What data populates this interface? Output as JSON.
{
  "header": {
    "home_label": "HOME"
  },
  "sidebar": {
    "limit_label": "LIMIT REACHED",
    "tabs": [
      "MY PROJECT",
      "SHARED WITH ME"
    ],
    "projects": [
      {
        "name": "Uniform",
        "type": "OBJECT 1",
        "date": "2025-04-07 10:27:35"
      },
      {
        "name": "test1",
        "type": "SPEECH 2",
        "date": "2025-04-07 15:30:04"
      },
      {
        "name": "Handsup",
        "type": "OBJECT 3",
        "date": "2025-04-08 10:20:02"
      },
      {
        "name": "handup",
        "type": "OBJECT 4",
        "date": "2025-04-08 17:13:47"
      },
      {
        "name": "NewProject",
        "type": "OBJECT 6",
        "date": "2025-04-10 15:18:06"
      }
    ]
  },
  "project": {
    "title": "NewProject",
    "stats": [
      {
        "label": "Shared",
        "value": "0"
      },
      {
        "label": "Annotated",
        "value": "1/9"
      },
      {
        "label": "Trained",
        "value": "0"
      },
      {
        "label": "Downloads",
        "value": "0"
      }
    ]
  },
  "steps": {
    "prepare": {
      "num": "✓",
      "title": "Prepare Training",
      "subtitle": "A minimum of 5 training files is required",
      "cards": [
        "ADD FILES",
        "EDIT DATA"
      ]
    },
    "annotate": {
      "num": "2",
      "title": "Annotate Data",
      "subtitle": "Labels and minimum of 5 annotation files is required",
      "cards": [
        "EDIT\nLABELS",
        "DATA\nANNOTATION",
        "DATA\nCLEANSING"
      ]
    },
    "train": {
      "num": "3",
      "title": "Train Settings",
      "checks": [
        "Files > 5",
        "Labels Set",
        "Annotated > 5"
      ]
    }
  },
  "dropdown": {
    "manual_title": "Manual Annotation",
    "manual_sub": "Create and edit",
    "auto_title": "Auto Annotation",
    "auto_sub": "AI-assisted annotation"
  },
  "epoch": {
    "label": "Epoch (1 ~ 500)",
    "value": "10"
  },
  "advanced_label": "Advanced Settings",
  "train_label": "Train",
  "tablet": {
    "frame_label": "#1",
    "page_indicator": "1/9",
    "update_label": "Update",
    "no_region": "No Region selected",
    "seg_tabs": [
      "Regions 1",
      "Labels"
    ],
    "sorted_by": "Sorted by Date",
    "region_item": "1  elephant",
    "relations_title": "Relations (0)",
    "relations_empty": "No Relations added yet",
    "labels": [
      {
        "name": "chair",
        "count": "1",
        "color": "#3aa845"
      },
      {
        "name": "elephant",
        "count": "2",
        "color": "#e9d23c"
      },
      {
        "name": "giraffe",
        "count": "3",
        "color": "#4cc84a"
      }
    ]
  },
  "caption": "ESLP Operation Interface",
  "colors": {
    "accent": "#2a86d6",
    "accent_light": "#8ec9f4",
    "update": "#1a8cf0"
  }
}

::::::::

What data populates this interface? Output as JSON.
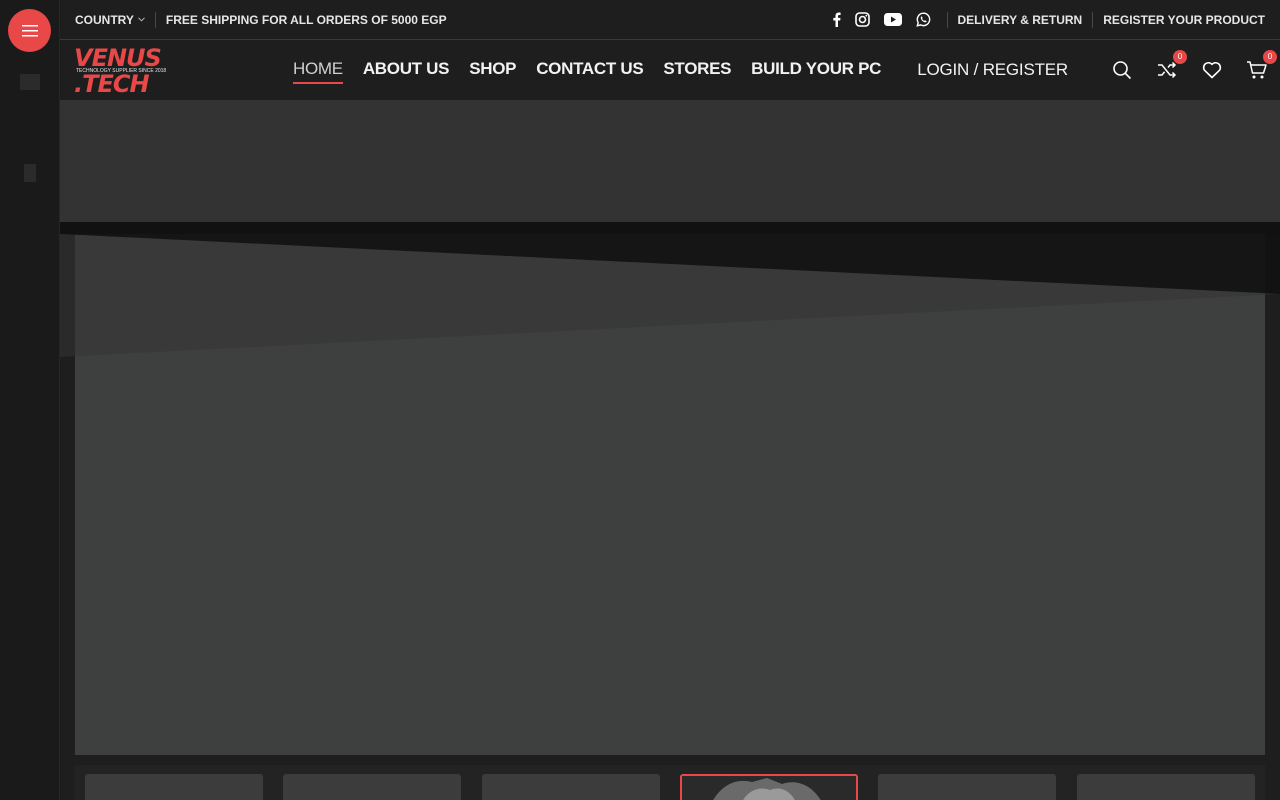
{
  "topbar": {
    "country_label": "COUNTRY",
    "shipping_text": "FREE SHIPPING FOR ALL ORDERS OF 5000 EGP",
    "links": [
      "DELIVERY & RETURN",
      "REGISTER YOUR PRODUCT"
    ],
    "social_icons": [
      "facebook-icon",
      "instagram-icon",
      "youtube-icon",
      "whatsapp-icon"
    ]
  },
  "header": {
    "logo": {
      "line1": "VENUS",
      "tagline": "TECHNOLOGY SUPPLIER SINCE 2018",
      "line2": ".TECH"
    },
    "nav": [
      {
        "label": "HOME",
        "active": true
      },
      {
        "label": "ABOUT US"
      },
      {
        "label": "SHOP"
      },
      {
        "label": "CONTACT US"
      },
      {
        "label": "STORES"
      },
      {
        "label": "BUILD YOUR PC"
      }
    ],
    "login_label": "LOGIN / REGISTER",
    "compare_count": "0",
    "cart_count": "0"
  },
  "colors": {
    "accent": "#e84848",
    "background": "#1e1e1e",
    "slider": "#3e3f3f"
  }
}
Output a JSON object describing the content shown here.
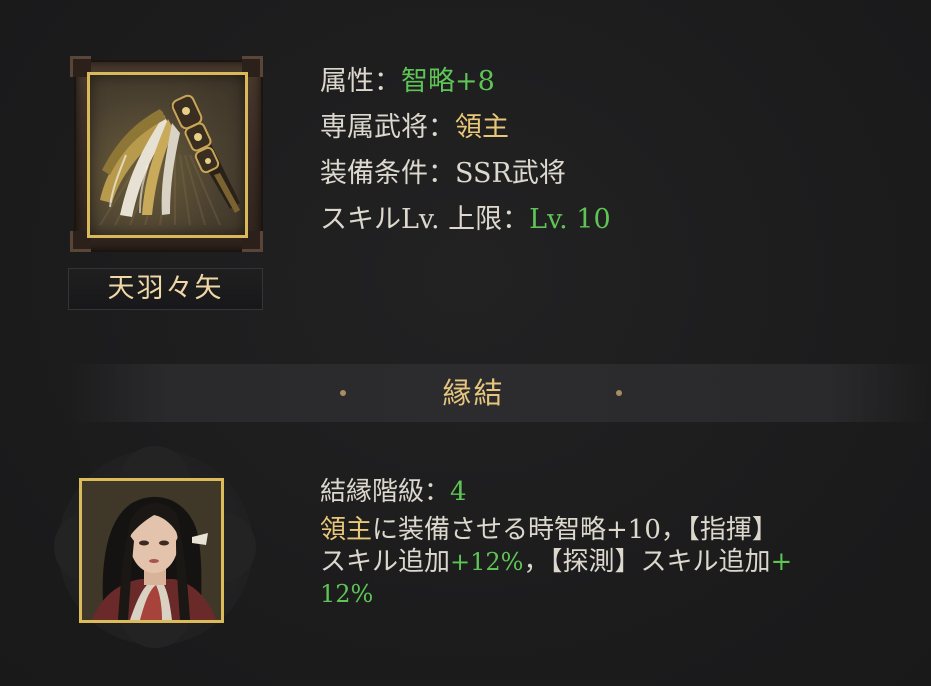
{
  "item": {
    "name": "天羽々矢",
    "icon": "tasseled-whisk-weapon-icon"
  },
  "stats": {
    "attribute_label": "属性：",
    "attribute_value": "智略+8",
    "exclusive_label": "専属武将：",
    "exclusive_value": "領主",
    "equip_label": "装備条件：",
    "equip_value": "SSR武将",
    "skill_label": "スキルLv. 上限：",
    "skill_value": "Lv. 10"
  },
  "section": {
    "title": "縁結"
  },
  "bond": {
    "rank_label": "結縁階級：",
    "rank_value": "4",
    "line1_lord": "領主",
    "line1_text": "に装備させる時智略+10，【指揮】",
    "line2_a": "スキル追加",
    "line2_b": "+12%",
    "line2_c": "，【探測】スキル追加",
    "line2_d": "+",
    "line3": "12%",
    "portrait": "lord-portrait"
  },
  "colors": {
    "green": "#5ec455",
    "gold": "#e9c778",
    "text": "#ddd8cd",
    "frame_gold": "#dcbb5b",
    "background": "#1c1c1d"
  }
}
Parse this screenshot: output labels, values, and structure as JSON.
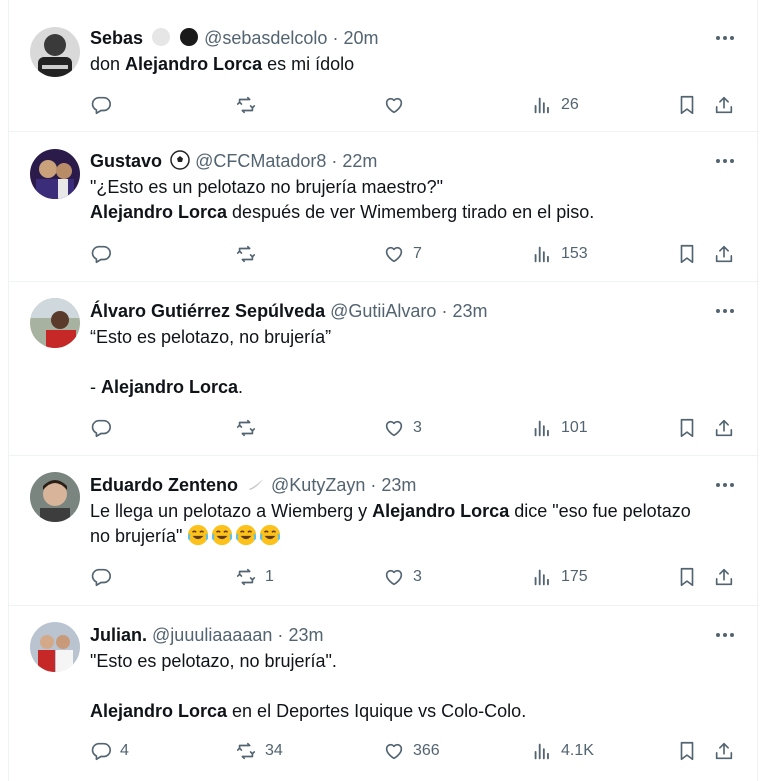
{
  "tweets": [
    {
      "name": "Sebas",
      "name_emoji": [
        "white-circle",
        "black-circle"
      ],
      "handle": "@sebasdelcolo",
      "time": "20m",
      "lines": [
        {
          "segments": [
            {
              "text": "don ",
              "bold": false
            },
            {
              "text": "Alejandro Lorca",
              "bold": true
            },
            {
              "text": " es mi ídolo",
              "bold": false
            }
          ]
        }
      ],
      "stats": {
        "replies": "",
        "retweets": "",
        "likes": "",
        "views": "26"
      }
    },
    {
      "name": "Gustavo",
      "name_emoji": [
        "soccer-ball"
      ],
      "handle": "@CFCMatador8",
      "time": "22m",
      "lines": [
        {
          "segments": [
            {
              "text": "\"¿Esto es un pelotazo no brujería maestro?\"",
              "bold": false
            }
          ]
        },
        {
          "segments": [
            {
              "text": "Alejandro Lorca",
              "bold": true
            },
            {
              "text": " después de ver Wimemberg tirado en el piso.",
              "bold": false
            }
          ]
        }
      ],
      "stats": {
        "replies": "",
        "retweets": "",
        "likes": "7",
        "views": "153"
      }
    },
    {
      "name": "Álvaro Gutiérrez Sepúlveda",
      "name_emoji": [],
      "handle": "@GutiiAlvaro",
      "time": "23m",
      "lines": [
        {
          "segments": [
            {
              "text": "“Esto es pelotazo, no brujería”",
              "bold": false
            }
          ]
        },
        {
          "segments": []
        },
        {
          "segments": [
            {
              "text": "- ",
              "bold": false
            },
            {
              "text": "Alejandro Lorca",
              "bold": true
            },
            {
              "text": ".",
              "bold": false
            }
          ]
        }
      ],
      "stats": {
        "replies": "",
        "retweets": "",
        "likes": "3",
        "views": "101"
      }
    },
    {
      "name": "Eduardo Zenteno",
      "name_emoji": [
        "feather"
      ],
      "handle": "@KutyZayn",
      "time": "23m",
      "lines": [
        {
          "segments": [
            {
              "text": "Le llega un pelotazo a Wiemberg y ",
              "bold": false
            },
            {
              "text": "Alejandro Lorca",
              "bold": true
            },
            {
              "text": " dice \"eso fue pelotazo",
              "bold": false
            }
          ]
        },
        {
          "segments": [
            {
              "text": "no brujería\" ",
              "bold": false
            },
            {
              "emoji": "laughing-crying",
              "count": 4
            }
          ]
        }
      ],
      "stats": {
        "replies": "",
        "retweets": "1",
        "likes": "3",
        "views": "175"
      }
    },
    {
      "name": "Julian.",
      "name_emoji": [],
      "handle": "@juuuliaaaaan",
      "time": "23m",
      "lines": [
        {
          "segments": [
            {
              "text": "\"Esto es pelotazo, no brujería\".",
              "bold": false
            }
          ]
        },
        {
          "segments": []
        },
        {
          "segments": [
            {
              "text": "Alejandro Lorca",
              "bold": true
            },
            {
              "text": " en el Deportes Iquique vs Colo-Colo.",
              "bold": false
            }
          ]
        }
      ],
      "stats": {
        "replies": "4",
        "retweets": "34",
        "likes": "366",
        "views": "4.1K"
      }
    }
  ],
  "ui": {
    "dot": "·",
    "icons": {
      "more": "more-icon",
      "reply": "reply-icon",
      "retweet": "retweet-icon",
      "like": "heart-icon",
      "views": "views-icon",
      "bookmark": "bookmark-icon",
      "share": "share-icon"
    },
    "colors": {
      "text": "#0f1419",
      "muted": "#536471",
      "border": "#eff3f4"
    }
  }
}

::::::::

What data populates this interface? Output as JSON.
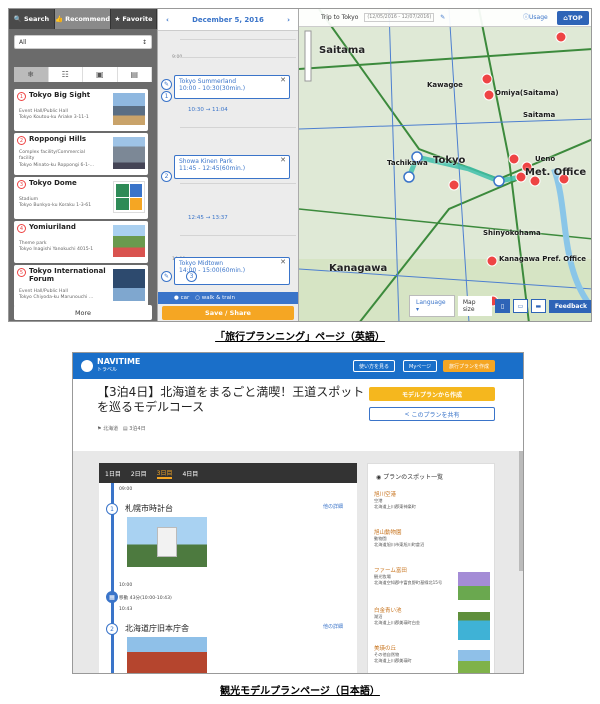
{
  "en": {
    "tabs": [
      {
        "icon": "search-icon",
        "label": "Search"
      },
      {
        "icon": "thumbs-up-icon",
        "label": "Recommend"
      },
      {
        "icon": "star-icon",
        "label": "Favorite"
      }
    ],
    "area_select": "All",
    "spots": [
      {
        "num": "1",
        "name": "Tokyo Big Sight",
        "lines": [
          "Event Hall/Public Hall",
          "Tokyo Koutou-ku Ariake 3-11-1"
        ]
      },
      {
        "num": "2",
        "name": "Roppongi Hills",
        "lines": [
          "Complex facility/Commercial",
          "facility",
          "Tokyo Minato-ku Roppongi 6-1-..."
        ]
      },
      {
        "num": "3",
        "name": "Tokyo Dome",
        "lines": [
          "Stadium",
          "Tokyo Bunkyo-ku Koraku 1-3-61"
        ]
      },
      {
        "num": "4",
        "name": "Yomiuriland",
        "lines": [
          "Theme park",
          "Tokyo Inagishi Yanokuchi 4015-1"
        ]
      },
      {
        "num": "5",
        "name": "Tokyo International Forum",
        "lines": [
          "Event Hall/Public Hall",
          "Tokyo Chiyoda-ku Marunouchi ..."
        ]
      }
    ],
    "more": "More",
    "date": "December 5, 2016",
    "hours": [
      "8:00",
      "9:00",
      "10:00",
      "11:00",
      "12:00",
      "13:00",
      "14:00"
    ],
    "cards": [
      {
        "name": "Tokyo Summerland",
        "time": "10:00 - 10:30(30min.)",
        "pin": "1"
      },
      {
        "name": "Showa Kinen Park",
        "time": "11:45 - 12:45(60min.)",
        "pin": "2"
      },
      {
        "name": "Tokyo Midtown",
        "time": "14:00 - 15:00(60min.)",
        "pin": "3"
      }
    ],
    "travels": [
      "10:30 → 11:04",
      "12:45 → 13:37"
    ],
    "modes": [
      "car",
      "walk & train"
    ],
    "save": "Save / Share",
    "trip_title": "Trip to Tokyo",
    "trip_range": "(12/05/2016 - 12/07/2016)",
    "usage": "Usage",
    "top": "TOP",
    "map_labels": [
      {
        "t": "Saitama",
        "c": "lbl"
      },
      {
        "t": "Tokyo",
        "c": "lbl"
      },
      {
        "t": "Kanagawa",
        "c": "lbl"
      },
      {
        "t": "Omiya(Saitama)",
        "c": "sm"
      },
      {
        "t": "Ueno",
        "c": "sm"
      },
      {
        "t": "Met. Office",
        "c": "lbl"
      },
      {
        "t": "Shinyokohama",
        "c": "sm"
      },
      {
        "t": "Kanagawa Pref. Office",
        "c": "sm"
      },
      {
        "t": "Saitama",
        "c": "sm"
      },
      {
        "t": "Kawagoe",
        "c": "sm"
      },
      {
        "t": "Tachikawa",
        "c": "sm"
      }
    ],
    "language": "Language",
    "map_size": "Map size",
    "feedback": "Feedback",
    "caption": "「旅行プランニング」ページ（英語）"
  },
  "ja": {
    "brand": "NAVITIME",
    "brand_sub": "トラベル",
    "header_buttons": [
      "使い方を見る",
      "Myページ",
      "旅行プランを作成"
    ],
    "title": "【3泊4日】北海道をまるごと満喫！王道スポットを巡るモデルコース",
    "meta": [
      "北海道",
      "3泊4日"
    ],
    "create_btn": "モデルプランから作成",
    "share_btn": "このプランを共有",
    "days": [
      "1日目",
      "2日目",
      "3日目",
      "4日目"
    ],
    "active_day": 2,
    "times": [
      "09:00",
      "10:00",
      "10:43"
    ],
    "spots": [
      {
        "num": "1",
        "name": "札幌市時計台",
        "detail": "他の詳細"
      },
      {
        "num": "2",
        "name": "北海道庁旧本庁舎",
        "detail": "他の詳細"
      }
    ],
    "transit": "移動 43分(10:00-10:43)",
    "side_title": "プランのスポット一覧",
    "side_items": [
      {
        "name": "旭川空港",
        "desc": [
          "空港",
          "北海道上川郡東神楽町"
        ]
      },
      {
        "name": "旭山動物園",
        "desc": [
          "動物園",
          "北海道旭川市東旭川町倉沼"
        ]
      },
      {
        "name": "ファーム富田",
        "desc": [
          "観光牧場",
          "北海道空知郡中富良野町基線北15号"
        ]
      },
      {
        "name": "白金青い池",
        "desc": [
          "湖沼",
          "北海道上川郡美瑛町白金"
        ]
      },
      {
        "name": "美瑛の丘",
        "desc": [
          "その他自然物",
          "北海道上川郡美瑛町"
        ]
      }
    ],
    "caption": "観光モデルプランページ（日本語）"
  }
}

::::::::

* **Goal**
Go through the listing above and list every line that has the word "subtitle".

* **Reply to the exercise**
      "subtitle": "A minimum of 5 training files is required",
      "subtitle": "Labels and minimum of 5 annotation files is required",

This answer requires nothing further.